**CHALLENGE:** Check every line of the entries below for the word "Elbeche", and copy the ones that have it.

**INFORMATION SUPPLIED:**
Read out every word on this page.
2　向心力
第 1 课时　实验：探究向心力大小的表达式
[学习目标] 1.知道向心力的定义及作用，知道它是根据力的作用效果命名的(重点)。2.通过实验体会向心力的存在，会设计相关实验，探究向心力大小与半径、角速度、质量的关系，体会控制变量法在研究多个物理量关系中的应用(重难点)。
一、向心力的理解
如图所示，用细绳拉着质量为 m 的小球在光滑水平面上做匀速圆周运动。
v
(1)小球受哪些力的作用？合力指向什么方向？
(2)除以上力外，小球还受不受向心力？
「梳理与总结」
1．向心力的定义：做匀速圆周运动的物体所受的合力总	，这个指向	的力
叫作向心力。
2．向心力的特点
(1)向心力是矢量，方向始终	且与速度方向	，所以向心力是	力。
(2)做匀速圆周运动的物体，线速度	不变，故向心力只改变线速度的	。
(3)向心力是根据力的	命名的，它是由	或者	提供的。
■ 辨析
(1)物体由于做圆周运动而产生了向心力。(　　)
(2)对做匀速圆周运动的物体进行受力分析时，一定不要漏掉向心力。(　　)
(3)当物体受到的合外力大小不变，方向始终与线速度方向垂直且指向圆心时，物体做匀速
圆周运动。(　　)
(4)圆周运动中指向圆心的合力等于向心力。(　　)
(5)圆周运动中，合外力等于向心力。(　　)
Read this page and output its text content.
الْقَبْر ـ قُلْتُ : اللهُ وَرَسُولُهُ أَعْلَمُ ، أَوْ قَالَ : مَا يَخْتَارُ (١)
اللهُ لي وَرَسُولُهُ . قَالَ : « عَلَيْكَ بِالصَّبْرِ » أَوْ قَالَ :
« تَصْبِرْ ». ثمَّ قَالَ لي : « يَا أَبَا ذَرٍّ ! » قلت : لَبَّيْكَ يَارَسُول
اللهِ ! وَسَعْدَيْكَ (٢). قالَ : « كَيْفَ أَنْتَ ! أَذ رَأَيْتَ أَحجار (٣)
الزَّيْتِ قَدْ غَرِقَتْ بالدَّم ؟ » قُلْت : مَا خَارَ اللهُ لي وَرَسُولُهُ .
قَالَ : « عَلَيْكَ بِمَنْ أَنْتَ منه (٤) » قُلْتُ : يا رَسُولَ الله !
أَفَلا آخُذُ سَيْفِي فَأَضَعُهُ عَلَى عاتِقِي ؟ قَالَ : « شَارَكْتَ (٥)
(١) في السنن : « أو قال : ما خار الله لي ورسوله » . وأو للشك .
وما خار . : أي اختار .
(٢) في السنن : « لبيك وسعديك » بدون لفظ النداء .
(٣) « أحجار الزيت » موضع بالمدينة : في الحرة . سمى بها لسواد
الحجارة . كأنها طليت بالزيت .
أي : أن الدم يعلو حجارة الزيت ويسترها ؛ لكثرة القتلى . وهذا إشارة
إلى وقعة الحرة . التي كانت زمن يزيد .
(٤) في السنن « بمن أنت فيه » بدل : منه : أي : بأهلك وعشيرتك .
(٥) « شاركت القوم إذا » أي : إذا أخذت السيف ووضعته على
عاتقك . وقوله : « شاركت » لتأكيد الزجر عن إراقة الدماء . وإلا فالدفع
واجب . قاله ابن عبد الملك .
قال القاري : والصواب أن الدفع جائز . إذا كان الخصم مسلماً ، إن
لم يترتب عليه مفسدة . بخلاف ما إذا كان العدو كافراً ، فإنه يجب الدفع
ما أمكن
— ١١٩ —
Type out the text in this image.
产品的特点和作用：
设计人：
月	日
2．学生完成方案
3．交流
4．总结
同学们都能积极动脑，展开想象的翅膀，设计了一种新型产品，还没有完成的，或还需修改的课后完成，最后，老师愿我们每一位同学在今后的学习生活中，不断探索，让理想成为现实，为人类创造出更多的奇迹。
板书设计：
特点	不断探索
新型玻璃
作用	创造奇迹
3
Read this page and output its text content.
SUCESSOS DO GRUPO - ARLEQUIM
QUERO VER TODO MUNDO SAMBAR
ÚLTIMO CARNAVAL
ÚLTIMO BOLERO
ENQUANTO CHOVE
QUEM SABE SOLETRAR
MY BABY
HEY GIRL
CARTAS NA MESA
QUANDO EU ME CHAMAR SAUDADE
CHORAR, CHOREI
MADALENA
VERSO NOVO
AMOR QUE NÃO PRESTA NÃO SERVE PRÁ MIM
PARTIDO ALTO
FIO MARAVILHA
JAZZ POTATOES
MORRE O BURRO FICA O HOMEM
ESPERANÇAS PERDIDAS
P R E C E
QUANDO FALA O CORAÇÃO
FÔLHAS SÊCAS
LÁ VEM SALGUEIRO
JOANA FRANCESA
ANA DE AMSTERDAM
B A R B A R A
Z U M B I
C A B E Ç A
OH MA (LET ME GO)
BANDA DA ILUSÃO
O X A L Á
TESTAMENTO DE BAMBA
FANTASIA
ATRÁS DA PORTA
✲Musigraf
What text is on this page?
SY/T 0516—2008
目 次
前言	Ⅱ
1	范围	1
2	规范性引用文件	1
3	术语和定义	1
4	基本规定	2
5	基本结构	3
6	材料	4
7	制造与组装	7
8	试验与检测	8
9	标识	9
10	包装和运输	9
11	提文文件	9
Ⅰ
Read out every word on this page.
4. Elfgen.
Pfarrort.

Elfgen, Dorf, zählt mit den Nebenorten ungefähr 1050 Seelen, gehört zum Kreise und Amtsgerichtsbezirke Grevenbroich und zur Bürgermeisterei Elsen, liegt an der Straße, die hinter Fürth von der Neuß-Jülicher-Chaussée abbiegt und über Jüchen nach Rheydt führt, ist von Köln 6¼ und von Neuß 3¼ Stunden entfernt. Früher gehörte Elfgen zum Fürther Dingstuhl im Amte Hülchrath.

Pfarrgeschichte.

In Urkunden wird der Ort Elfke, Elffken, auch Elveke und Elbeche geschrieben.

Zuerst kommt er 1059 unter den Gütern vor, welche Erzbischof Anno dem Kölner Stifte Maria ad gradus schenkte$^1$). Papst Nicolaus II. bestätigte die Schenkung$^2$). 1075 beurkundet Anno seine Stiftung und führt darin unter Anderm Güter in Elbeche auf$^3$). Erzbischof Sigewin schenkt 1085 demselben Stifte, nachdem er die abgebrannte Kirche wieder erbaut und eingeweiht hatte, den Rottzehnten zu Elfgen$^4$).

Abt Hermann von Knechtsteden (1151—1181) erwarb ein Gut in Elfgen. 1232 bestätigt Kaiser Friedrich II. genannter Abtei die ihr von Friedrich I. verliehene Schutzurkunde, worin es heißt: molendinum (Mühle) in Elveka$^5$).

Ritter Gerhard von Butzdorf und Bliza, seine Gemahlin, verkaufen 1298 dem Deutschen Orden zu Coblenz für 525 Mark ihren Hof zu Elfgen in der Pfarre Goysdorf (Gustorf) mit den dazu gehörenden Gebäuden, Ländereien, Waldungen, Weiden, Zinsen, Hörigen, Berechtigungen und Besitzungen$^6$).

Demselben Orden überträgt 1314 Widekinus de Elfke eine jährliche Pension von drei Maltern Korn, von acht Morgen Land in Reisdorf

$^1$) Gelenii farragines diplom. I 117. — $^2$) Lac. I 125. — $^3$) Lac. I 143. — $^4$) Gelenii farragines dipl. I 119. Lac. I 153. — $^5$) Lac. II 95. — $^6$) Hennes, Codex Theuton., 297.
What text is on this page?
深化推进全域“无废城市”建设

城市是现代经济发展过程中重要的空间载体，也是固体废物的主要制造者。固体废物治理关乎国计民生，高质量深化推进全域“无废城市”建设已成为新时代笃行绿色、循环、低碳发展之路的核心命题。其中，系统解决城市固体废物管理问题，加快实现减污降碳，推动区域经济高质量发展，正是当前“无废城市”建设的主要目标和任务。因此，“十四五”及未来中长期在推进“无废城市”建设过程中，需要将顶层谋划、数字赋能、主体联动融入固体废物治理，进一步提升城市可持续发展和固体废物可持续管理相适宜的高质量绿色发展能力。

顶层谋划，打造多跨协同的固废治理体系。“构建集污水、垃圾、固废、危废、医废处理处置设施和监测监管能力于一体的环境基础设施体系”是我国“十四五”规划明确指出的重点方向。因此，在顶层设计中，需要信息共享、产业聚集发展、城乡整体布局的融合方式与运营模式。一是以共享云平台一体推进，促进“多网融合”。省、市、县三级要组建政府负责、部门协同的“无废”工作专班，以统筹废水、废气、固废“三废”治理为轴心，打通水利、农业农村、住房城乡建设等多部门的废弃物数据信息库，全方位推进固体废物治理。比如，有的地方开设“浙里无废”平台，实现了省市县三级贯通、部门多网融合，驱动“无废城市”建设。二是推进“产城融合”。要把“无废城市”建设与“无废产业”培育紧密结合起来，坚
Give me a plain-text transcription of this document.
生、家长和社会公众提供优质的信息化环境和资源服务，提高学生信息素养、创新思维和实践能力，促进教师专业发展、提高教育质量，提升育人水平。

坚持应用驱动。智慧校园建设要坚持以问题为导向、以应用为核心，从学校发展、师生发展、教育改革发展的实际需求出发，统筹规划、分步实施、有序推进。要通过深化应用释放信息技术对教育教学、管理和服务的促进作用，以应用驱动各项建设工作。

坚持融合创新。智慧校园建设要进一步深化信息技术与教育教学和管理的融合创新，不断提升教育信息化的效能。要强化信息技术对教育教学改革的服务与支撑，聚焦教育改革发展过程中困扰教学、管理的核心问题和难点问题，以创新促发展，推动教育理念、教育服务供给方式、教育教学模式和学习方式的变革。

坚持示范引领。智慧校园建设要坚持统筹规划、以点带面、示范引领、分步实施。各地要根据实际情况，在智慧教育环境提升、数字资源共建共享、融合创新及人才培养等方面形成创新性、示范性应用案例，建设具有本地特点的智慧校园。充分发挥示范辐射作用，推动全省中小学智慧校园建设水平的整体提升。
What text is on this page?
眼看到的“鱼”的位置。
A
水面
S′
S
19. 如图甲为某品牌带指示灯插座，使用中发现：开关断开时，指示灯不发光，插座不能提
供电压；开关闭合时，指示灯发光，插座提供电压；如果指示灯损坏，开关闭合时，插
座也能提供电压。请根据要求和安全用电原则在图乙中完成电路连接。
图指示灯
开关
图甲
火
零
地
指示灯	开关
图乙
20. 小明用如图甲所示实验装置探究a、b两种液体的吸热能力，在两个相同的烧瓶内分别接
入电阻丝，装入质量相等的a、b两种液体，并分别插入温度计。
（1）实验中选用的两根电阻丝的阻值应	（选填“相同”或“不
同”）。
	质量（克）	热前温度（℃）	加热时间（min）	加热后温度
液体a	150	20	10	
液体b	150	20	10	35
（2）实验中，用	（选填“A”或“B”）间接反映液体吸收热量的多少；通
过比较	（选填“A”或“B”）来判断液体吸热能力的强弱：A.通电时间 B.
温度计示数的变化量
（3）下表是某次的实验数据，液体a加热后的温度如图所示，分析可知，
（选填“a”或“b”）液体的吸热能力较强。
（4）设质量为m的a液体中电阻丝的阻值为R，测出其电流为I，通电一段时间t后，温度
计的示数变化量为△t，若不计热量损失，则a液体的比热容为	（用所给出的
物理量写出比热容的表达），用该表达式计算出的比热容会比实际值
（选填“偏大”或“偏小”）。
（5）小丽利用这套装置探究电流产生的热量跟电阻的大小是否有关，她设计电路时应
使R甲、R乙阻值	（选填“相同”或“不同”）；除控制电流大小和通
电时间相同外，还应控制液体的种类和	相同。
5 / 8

**THE RESPONSE:**
In Urkunden wird der Ort Elfke, Elffken, auch Elveke und Elbeche geschrieben.
Zuerst kommt er 1059 unter den Gütern vor, welche Erzbischof Anno dem Kölner Stifte Maria ad gradus schenkte$^1$). Papst Nicolaus II. bestätigte die Schenkung$^2$). 1075 beurkundet Anno seine Stiftung und führt darin unter Anderm Güter in Elbeche auf$^3$). Erzbischof Sigewin schenkt 1085 demselben Stifte, nachdem er die abgebrannte Kirche wieder erbaut und eingeweiht hatte, den Rottzehnten zu Elfgen$^4$).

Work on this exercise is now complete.